== TASK DATA

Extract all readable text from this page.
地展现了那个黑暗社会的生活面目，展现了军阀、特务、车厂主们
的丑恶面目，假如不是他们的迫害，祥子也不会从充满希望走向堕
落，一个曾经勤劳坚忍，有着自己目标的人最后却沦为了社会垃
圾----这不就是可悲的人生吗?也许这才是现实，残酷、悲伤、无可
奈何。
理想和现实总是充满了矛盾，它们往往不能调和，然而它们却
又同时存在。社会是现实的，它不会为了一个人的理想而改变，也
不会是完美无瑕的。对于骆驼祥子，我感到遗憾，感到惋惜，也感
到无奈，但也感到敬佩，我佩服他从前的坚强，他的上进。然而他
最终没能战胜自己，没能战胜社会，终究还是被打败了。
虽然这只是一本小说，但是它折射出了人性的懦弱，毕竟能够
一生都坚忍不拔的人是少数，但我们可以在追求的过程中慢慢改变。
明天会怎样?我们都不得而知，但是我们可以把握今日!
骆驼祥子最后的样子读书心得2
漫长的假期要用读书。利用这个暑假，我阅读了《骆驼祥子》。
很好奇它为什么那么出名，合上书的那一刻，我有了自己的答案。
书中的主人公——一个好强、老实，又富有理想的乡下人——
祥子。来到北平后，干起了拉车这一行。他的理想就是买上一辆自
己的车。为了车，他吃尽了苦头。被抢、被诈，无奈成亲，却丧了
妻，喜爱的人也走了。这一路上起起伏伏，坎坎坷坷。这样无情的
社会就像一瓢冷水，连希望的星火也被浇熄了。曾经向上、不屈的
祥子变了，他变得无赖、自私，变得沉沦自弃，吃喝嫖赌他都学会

====

## REQUEST
Copy out each line exactly.

## OUTPUT OF THE EXERCISE
Extract all readable text from this page.
地展现了那个黑暗社会的生活面目，展现了军阀、特务、车厂主们
的丑恶面目，假如不是他们的迫害，祥子也不会从充满希望走向堕
落，一个曾经勤劳坚忍，有着自己目标的人最后却沦为了社会垃
圾----这不就是可悲的人生吗?也许这才是现实，残酷、悲伤、无可
奈何。
理想和现实总是充满了矛盾，它们往往不能调和，然而它们却
又同时存在。社会是现实的，它不会为了一个人的理想而改变，也
不会是完美无瑕的。对于骆驼祥子，我感到遗憾，感到惋惜，也感
到无奈，但也感到敬佩，我佩服他从前的坚强，他的上进。然而他
最终没能战胜自己，没能战胜社会，终究还是被打败了。
虽然这只是一本小说，但是它折射出了人性的懦弱，毕竟能够
一生都坚忍不拔的人是少数，但我们可以在追求的过程中慢慢改变。
明天会怎样?我们都不得而知，但是我们可以把握今日!
骆驼祥子最后的样子读书心得2
漫长的假期要用读书。利用这个暑假，我阅读了《骆驼祥子》。
很好奇它为什么那么出名，合上书的那一刻，我有了自己的答案。
书中的主人公——一个好强、老实，又富有理想的乡下人——
祥子。来到北平后，干起了拉车这一行。他的理想就是买上一辆自
己的车。为了车，他吃尽了苦头。被抢、被诈，无奈成亲，却丧了
妻，喜爱的人也走了。这一路上起起伏伏，坎坎坷坷。这样无情的
社会就像一瓢冷水，连希望的星火也被浇熄了。曾经向上、不屈的
祥子变了，他变得无赖、自私，变得沉沦自弃，吃喝嫖赌他都学会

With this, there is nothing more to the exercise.